• _Task goal_: Extract each line of the data below exactly as written.

• _Records for this exercise_:
[START]

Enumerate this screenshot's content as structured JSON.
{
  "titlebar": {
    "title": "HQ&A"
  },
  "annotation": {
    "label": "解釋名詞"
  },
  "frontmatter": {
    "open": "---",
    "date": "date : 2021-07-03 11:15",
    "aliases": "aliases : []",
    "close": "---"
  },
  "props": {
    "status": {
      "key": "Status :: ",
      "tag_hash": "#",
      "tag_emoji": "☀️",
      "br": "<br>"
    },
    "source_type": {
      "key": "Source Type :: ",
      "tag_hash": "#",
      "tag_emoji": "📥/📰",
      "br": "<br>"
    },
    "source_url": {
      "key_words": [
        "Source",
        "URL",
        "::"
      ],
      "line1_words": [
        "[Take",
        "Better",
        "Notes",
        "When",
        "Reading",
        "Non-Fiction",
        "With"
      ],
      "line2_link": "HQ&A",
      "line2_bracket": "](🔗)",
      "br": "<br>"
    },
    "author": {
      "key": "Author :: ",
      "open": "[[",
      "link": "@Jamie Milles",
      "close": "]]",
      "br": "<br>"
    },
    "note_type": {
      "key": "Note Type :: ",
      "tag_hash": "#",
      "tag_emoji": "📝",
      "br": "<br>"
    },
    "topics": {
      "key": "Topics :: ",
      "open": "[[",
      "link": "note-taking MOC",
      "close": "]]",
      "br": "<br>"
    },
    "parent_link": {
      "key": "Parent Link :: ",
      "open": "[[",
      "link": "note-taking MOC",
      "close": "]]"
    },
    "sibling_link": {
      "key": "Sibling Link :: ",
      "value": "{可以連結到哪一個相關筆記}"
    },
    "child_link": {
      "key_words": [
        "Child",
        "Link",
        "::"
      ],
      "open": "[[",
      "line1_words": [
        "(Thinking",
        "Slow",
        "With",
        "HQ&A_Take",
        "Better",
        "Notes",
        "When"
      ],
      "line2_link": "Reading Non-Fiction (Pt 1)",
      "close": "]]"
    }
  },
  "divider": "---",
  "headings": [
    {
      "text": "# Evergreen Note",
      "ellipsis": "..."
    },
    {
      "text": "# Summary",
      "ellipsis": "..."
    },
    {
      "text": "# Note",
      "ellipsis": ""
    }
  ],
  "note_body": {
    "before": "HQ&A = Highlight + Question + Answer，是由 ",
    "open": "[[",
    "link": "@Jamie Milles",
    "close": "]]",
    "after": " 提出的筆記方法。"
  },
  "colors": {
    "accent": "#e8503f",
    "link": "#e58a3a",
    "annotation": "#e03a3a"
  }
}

[END]

• _Result below_:
Enumerate this screenshot's content as structured JSON.
{
  "titlebar": {
    "title": "HQ&A"
  },
  "annotation": {
    "label": "解釋名詞"
  },
  "frontmatter": {
    "open": "---",
    "date": "date : 2021-07-03 11:15",
    "aliases": "aliases : []",
    "close": "---"
  },
  "props": {
    "status": {
      "key": "Status :: ",
      "tag_hash": "#",
      "tag_emoji": "☀️",
      "br": "<br>"
    },
    "source_type": {
      "key": "Source Type :: ",
      "tag_hash": "#",
      "tag_emoji": "📥/📰",
      "br": "<br>"
    },
    "source_url": {
      "key_words": [
        "Source",
        "URL",
        "::"
      ],
      "line1_words": [
        "[Take",
        "Better",
        "Notes",
        "When",
        "Reading",
        "Non-Fiction",
        "With"
      ],
      "line2_link": "HQ&A",
      "line2_bracket": "](🔗)",
      "br": "<br>"
    },
    "author": {
      "key": "Author :: ",
      "open": "[[",
      "link": "@Jamie Milles",
      "close": "]]",
      "br": "<br>"
    },
    "note_type": {
      "key": "Note Type :: ",
      "tag_hash": "#",
      "tag_emoji": "📝",
      "br": "<br>"
    },
    "topics": {
      "key": "Topics :: ",
      "open": "[[",
      "link": "note-taking MOC",
      "close": "]]",
      "br": "<br>"
    },
    "parent_link": {
      "key": "Parent Link :: ",
      "open": "[[",
      "link": "note-taking MOC",
      "close": "]]"
    },
    "sibling_link": {
      "key": "Sibling Link :: ",
      "value": "{可以連結到哪一個相關筆記}"
    },
    "child_link": {
      "key_words": [
        "Child",
        "Link",
        "::"
      ],
      "open": "[[",
      "line1_words": [
        "(Thinking",
        "Slow",
        "With",
        "HQ&A_Take",
        "Better",
        "Notes",
        "When"
      ],
      "line2_link": "Reading Non-Fiction (Pt 1)",
      "close": "]]"
    }
  },
  "divider": "---",
  "headings": [
    {
      "text": "# Evergreen Note",
      "ellipsis": "..."
    },
    {
      "text": "# Summary",
      "ellipsis": "..."
    },
    {
      "text": "# Note",
      "ellipsis": ""
    }
  ],
  "note_body": {
    "before": "HQ&A = Highlight + Question + Answer，是由 ",
    "open": "[[",
    "link": "@Jamie Milles",
    "close": "]]",
    "after": " 提出的筆記方法。"
  },
  "colors": {
    "accent": "#e8503f",
    "link": "#e58a3a",
    "annotation": "#e03a3a"
  }
}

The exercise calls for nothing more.